* EXERCISE DIRECTIONS: Reply with only the number of lines that contain the string "this".

______________________________

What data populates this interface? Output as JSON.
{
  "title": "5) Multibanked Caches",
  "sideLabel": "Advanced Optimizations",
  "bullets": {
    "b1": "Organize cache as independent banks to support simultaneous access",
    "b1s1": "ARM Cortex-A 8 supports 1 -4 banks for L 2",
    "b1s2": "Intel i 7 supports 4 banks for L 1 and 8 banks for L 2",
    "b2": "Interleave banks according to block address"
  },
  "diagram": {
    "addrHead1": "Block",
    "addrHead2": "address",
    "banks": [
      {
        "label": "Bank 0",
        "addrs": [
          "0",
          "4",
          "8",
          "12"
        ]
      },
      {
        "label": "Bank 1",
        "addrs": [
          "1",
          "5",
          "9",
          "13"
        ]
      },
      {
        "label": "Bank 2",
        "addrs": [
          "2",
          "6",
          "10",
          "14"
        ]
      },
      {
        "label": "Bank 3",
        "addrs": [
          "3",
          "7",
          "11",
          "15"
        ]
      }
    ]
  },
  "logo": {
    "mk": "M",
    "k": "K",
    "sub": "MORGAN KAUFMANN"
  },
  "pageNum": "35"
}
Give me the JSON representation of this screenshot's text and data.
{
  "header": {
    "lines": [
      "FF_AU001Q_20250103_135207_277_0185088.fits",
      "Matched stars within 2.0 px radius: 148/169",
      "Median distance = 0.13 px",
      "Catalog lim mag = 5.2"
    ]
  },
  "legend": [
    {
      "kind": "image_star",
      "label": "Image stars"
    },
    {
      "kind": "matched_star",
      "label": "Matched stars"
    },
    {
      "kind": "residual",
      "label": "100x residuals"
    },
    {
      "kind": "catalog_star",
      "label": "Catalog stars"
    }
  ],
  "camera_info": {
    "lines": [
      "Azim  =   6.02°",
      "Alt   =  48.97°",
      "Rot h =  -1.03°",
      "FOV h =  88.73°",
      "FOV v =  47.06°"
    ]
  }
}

______________________________

* WRITTEN SOLUTION: 2